» **What to produce**
Output the full listing below exactly as it reads, and skip anything that is a picture.

» **Material for this task**
((

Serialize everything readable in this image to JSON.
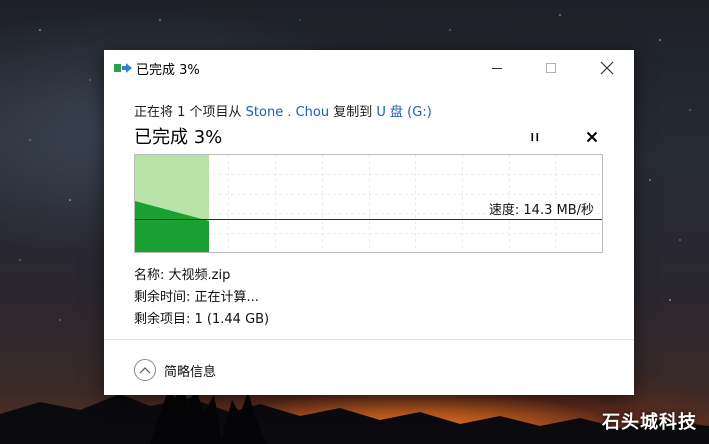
{
  "window": {
    "title": "已完成 3%",
    "app_icon": "copy-progress-icon"
  },
  "transfer": {
    "desc_prefix": "正在将 1 个项目从 ",
    "source": "Stone . Chou",
    "desc_middle": " 复制到 ",
    "destination": "U 盘 (G:)",
    "status": "已完成 3%",
    "percent": 3,
    "speed": "速度: 14.3 MB/秒"
  },
  "controls": {
    "pause_icon": "pause-icon",
    "cancel_icon": "close-icon"
  },
  "details": {
    "name": "名称: 大视频.zip",
    "time_remaining": "剩余时间: 正在计算...",
    "items_remaining": "剩余项目: 1 (1.44 GB)"
  },
  "footer": {
    "toggle_label": "简略信息",
    "toggle_icon": "chevron-up-icon"
  },
  "watermark": "石头城科技",
  "colors": {
    "progress_light": "#b7e3a8",
    "progress_dark": "#18a030",
    "link": "#1a5fb4"
  }
}
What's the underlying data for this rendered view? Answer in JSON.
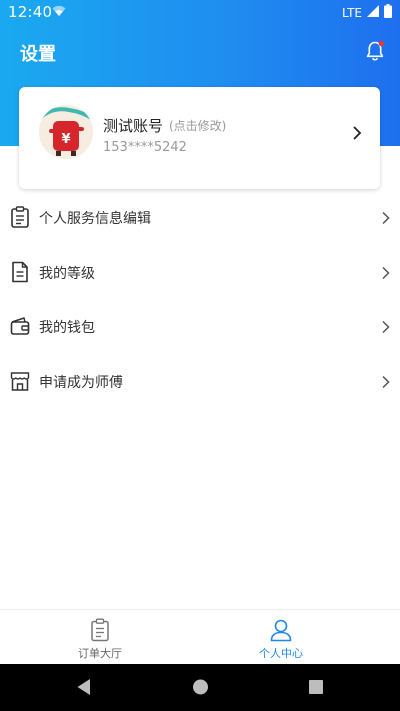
{
  "status_bar": {
    "time": "12:40",
    "network": "LTE"
  },
  "header": {
    "title": "设置"
  },
  "profile": {
    "name": "测试账号",
    "edit_hint": "(点击修改)",
    "phone": "153****5242",
    "avatar_icon": "red-wallet-mascot-icon"
  },
  "menu": {
    "items": [
      {
        "label": "个人服务信息编辑",
        "icon": "clipboard-icon"
      },
      {
        "label": "我的等级",
        "icon": "document-icon"
      },
      {
        "label": "我的钱包",
        "icon": "wallet-icon"
      },
      {
        "label": "申请成为师傅",
        "icon": "shop-icon"
      }
    ]
  },
  "tabs": [
    {
      "label": "订单大厅",
      "icon": "clipboard-icon",
      "active": false
    },
    {
      "label": "个人中心",
      "icon": "person-icon",
      "active": true
    }
  ],
  "colors": {
    "brand_blue": "#1e88ee",
    "active_tab": "#1e88ee",
    "inactive_tab": "#666666",
    "notification_dot": "#e53935"
  }
}
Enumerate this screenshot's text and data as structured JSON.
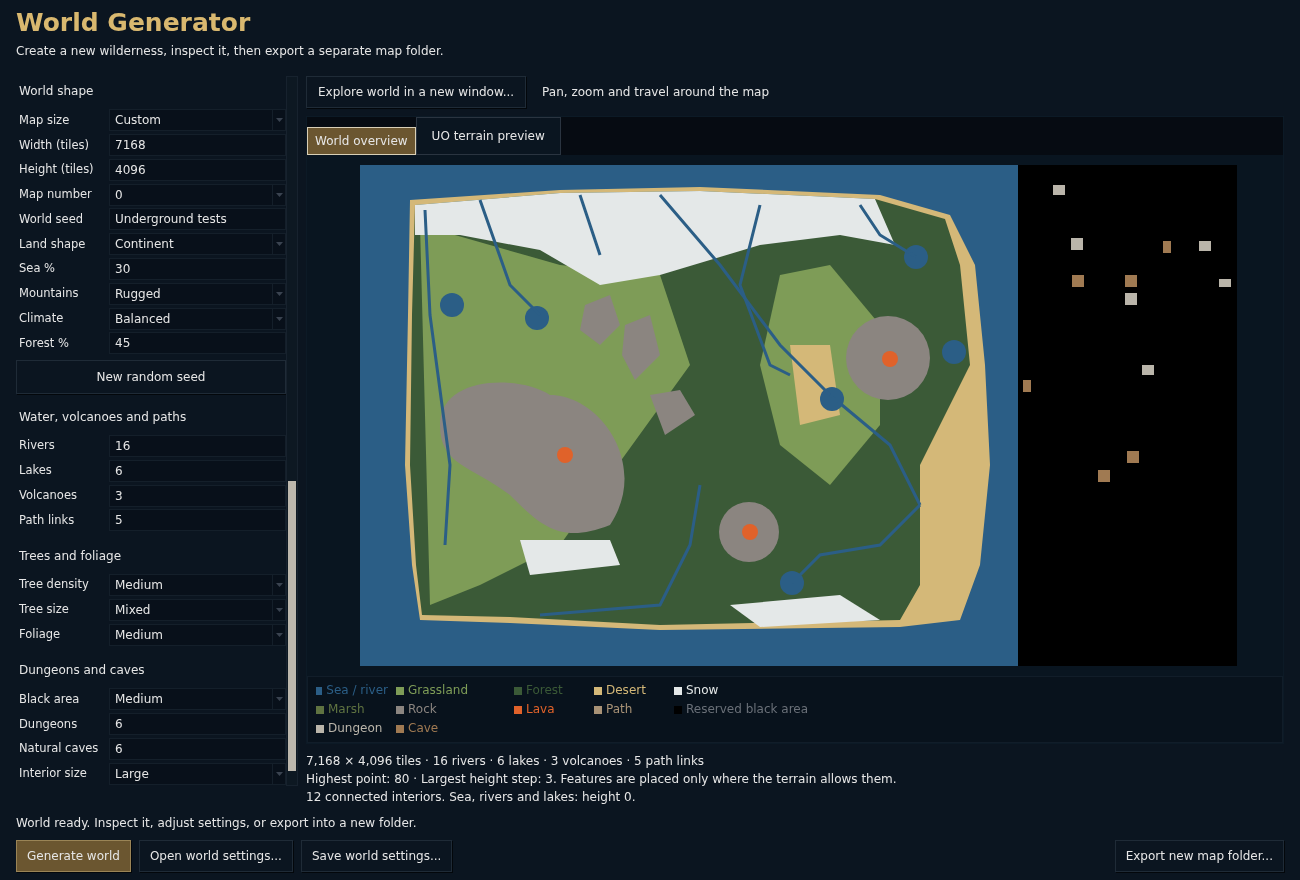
{
  "title": "World Generator",
  "subtitle": "Create a new wilderness, inspect it, then export a separate map folder.",
  "settings": [
    {
      "heading": "World shape",
      "fields": [
        {
          "label": "Map size",
          "kind": "select",
          "value": "Custom"
        },
        {
          "label": "Width (tiles)",
          "kind": "input",
          "value": "7168"
        },
        {
          "label": "Height (tiles)",
          "kind": "input",
          "value": "4096"
        },
        {
          "label": "Map number",
          "kind": "select",
          "value": "0"
        },
        {
          "label": "World seed",
          "kind": "input",
          "value": "Underground tests"
        },
        {
          "label": "Land shape",
          "kind": "select",
          "value": "Continent"
        },
        {
          "label": "Sea %",
          "kind": "input",
          "value": "30"
        },
        {
          "label": "Mountains",
          "kind": "select",
          "value": "Rugged"
        },
        {
          "label": "Climate",
          "kind": "select",
          "value": "Balanced"
        },
        {
          "label": "Forest %",
          "kind": "input",
          "value": "45"
        }
      ],
      "button": "New random seed"
    },
    {
      "heading": "Water, volcanoes and paths",
      "fields": [
        {
          "label": "Rivers",
          "kind": "input",
          "value": "16"
        },
        {
          "label": "Lakes",
          "kind": "input",
          "value": "6"
        },
        {
          "label": "Volcanoes",
          "kind": "input",
          "value": "3"
        },
        {
          "label": "Path links",
          "kind": "input",
          "value": "5"
        }
      ]
    },
    {
      "heading": "Trees and foliage",
      "fields": [
        {
          "label": "Tree density",
          "kind": "select",
          "value": "Medium"
        },
        {
          "label": "Tree size",
          "kind": "select",
          "value": "Mixed"
        },
        {
          "label": "Foliage",
          "kind": "select",
          "value": "Medium"
        }
      ]
    },
    {
      "heading": "Dungeons and caves",
      "fields": [
        {
          "label": "Black area",
          "kind": "select",
          "value": "Medium"
        },
        {
          "label": "Dungeons",
          "kind": "input",
          "value": "6"
        },
        {
          "label": "Natural caves",
          "kind": "input",
          "value": "6"
        },
        {
          "label": "Interior size",
          "kind": "select",
          "value": "Large"
        }
      ]
    }
  ],
  "explore_button": "Explore world in a new window...",
  "explore_hint": "Pan, zoom and travel around the map",
  "tabs": [
    {
      "label": "World overview",
      "selected": true
    },
    {
      "label": "UO terrain preview",
      "selected": false
    }
  ],
  "legend": [
    {
      "label": "Sea / river",
      "color": "#2b5e86"
    },
    {
      "label": "Grassland",
      "color": "#7e9c57"
    },
    {
      "label": "Forest",
      "color": "#3b5a37"
    },
    {
      "label": "Desert",
      "color": "#d4b878"
    },
    {
      "label": "Snow",
      "color": "#e4e8e8"
    },
    {
      "label": "Marsh",
      "color": "#5f7341"
    },
    {
      "label": "Rock",
      "color": "#8b8580"
    },
    {
      "label": "Lava",
      "color": "#e0622a"
    },
    {
      "label": "Path",
      "color": "#a89276"
    },
    {
      "label": "Reserved black area",
      "color": "#000000"
    },
    {
      "label": "Dungeon",
      "color": "#bab5aa"
    },
    {
      "label": "Cave",
      "color": "#a07a52"
    }
  ],
  "summary": [
    "7,168 × 4,096 tiles · 16 rivers · 6 lakes · 3 volcanoes · 5 path links",
    "Highest point: 80 · Largest height step: 3. Features are placed only where the terrain allows them.",
    "12 connected interiors. Sea, rivers and lakes: height 0."
  ],
  "status": "World ready. Inspect it, adjust settings, or export into a new folder.",
  "buttons": [
    {
      "label": "Generate world",
      "kind": "primary"
    },
    {
      "label": "Open world settings...",
      "kind": "normal"
    },
    {
      "label": "Save world settings...",
      "kind": "normal"
    }
  ],
  "export_button": "Export new map folder..."
}
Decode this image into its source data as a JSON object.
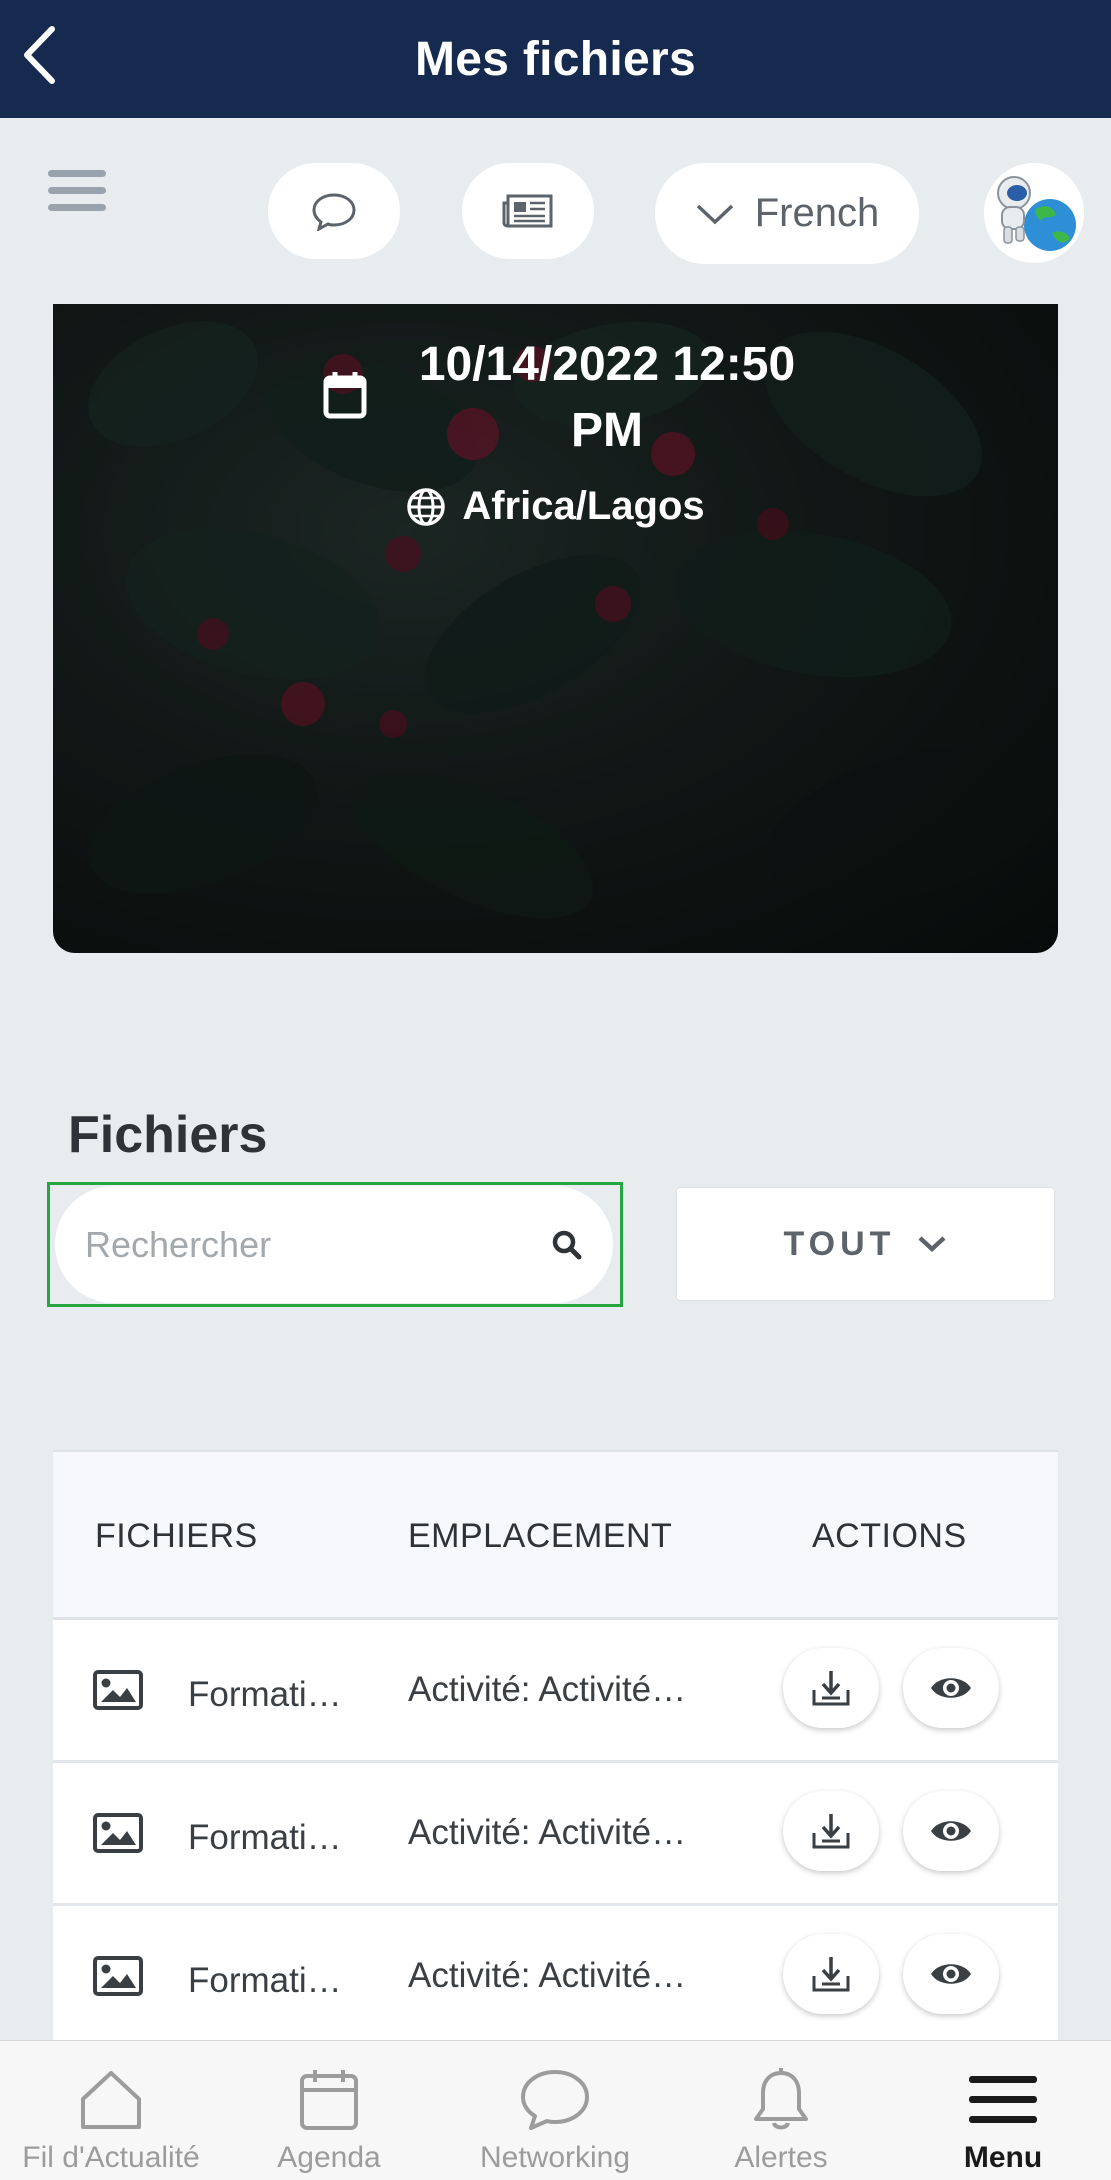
{
  "header": {
    "title": "Mes fichiers",
    "back_icon": "chevron-left-icon"
  },
  "toolbar": {
    "menu_icon": "hamburger-icon",
    "chat_icon": "chat-bubble-icon",
    "news_icon": "newspaper-icon",
    "language": "French",
    "language_icon": "chevron-down-icon"
  },
  "event": {
    "date_line1": "10/14/2022 12:50",
    "date_line2": "PM",
    "timezone": "Africa/Lagos"
  },
  "files": {
    "section_title": "Fichiers",
    "search_placeholder": "Rechercher",
    "filter_label": "TOUT",
    "columns": [
      "FICHIERS",
      "EMPLACEMENT",
      "ACTIONS"
    ],
    "rows": [
      {
        "name": "Formatio…",
        "location": "Activité: Activité…"
      },
      {
        "name": "Formatio…",
        "location": "Activité: Activité…"
      },
      {
        "name": "Formatio…",
        "location": "Activité: Activité…"
      }
    ]
  },
  "tabbar": {
    "items": [
      {
        "label": "Fil d'Actualité",
        "icon": "home-icon"
      },
      {
        "label": "Agenda",
        "icon": "calendar-icon"
      },
      {
        "label": "Networking",
        "icon": "chat-bubble-icon"
      },
      {
        "label": "Alertes",
        "icon": "bell-icon"
      },
      {
        "label": "Menu",
        "icon": "menu-icon"
      }
    ],
    "active": "Menu"
  },
  "colors": {
    "header_bg": "#162a4f",
    "page_bg": "#e9ecef",
    "search_focus": "#26a641"
  }
}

))

» **Response**
Serialize everything readable in this image to JSON.
{
  "window": {
    "title": "已完成 3%",
    "app_icon": "copy-progress-icon"
  },
  "transfer": {
    "desc_prefix": "正在将 1 个项目从 ",
    "source": "Stone . Chou",
    "desc_middle": " 复制到 ",
    "destination": "U 盘 (G:)",
    "status": "已完成 3%",
    "percent": 3,
    "speed": "速度: 14.3 MB/秒"
  },
  "controls": {
    "pause_icon": "pause-icon",
    "cancel_icon": "close-icon"
  },
  "details": {
    "name": "名称: 大视频.zip",
    "time_remaining": "剩余时间: 正在计算...",
    "items_remaining": "剩余项目: 1 (1.44 GB)"
  },
  "footer": {
    "toggle_label": "简略信息",
    "toggle_icon": "chevron-up-icon"
  },
  "watermark": "石头城科技",
  "colors": {
    "progress_light": "#b7e3a8",
    "progress_dark": "#18a030",
    "link": "#1a5fb4"
  }
}
What's the underlying data for this rendered view? Answer in JSON.
{
  "status_bar": {
    "time": "12:40",
    "network": "LTE"
  },
  "header": {
    "title": "设置"
  },
  "profile": {
    "name": "测试账号",
    "edit_hint": "(点击修改)",
    "phone": "153****5242",
    "avatar_icon": "red-wallet-mascot-icon"
  },
  "menu": {
    "items": [
      {
        "label": "个人服务信息编辑",
        "icon": "clipboard-icon"
      },
      {
        "label": "我的等级",
        "icon": "document-icon"
      },
      {
        "label": "我的钱包",
        "icon": "wallet-icon"
      },
      {
        "label": "申请成为师傅",
        "icon": "shop-icon"
      }
    ]
  },
  "tabs": [
    {
      "label": "订单大厅",
      "icon": "clipboard-icon",
      "active": false
    },
    {
      "label": "个人中心",
      "icon": "person-icon",
      "active": true
    }
  ],
  "colors": {
    "brand_blue": "#1e88ee",
    "active_tab": "#1e88ee",
    "inactive_tab": "#666666",
    "notification_dot": "#e53935"
  }
}
Enumerate this screenshot's text and data as structured JSON.
{
  "title": "World Generator",
  "subtitle": "Create a new wilderness, inspect it, then export a separate map folder.",
  "settings": [
    {
      "heading": "World shape",
      "fields": [
        {
          "label": "Map size",
          "kind": "select",
          "value": "Custom"
        },
        {
          "label": "Width (tiles)",
          "kind": "input",
          "value": "7168"
        },
        {
          "label": "Height (tiles)",
          "kind": "input",
          "value": "4096"
        },
        {
          "label": "Map number",
          "kind": "select",
          "value": "0"
        },
        {
          "label": "World seed",
          "kind": "input",
          "value": "Underground tests"
        },
        {
          "label": "Land shape",
          "kind": "select",
          "value": "Continent"
        },
        {
          "label": "Sea %",
          "kind": "input",
          "value": "30"
        },
        {
          "label": "Mountains",
          "kind": "select",
          "value": "Rugged"
        },
        {
          "label": "Climate",
          "kind": "select",
          "value": "Balanced"
        },
        {
          "label": "Forest %",
          "kind": "input",
          "value": "45"
        }
      ],
      "button": "New random seed"
    },
    {
      "heading": "Water, volcanoes and paths",
      "fields": [
        {
          "label": "Rivers",
          "kind": "input",
          "value": "16"
        },
        {
          "label": "Lakes",
          "kind": "input",
          "value": "6"
        },
        {
          "label": "Volcanoes",
          "kind": "input",
          "value": "3"
        },
        {
          "label": "Path links",
          "kind": "input",
          "value": "5"
        }
      ]
    },
    {
      "heading": "Trees and foliage",
      "fields": [
        {
          "label": "Tree density",
          "kind": "select",
          "value": "Medium"
        },
        {
          "label": "Tree size",
          "kind": "select",
          "value": "Mixed"
        },
        {
          "label": "Foliage",
          "kind": "select",
          "value": "Medium"
        }
      ]
    },
    {
      "heading": "Dungeons and caves",
      "fields": [
        {
          "label": "Black area",
          "kind": "select",
          "value": "Medium"
        },
        {
          "label": "Dungeons",
          "kind": "input",
          "value": "6"
        },
        {
          "label": "Natural caves",
          "kind": "input",
          "value": "6"
        },
        {
          "label": "Interior size",
          "kind": "select",
          "value": "Large"
        }
      ]
    }
  ],
  "explore_button": "Explore world in a new window...",
  "explore_hint": "Pan, zoom and travel around the map",
  "tabs": [
    {
      "label": "World overview",
      "selected": true
    },
    {
      "label": "UO terrain preview",
      "selected": false
    }
  ],
  "legend": [
    {
      "label": "Sea / river",
      "color": "#2b5e86"
    },
    {
      "label": "Grassland",
      "color": "#7e9c57"
    },
    {
      "label": "Forest",
      "color": "#3b5a37"
    },
    {
      "label": "Desert",
      "color": "#d4b878"
    },
    {
      "label": "Snow",
      "color": "#e4e8e8"
    },
    {
      "label": "Marsh",
      "color": "#5f7341"
    },
    {
      "label": "Rock",
      "color": "#8b8580"
    },
    {
      "label": "Lava",
      "color": "#e0622a"
    },
    {
      "label": "Path",
      "color": "#a89276"
    },
    {
      "label": "Reserved black area",
      "color": "#000000"
    },
    {
      "label": "Dungeon",
      "color": "#bab5aa"
    },
    {
      "label": "Cave",
      "color": "#a07a52"
    }
  ],
  "summary": [
    "7,168 × 4,096 tiles · 16 rivers · 6 lakes · 3 volcanoes · 5 path links",
    "Highest point: 80 · Largest height step: 3. Features are placed only where the terrain allows them.",
    "12 connected interiors. Sea, rivers and lakes: height 0."
  ],
  "status": "World ready. Inspect it, adjust settings, or export into a new folder.",
  "buttons": [
    {
      "label": "Generate world",
      "kind": "primary"
    },
    {
      "label": "Open world settings...",
      "kind": "normal"
    },
    {
      "label": "Save world settings...",
      "kind": "normal"
    }
  ],
  "export_button": "Export new map folder..."
}
Decode this image into its source data as a JSON object.
{
  "header": {
    "title": "Mes fichiers",
    "back_icon": "chevron-left-icon"
  },
  "toolbar": {
    "menu_icon": "hamburger-icon",
    "chat_icon": "chat-bubble-icon",
    "news_icon": "newspaper-icon",
    "language": "French",
    "language_icon": "chevron-down-icon"
  },
  "event": {
    "date_line1": "10/14/2022 12:50",
    "date_line2": "PM",
    "timezone": "Africa/Lagos"
  },
  "files": {
    "section_title": "Fichiers",
    "search_placeholder": "Rechercher",
    "filter_label": "TOUT",
    "columns": [
      "FICHIERS",
      "EMPLACEMENT",
      "ACTIONS"
    ],
    "rows": [
      {
        "name": "Formatio…",
        "location": "Activité: Activité…"
      },
      {
        "name": "Formatio…",
        "location": "Activité: Activité…"
      },
      {
        "name": "Formatio…",
        "location": "Activité: Activité…"
      }
    ]
  },
  "tabbar": {
    "items": [
      {
        "label": "Fil d'Actualité",
        "icon": "home-icon"
      },
      {
        "label": "Agenda",
        "icon": "calendar-icon"
      },
      {
        "label": "Networking",
        "icon": "chat-bubble-icon"
      },
      {
        "label": "Alertes",
        "icon": "bell-icon"
      },
      {
        "label": "Menu",
        "icon": "menu-icon"
      }
    ],
    "active": "Menu"
  },
  "colors": {
    "header_bg": "#162a4f",
    "page_bg": "#e9ecef",
    "search_focus": "#26a641"
  }
}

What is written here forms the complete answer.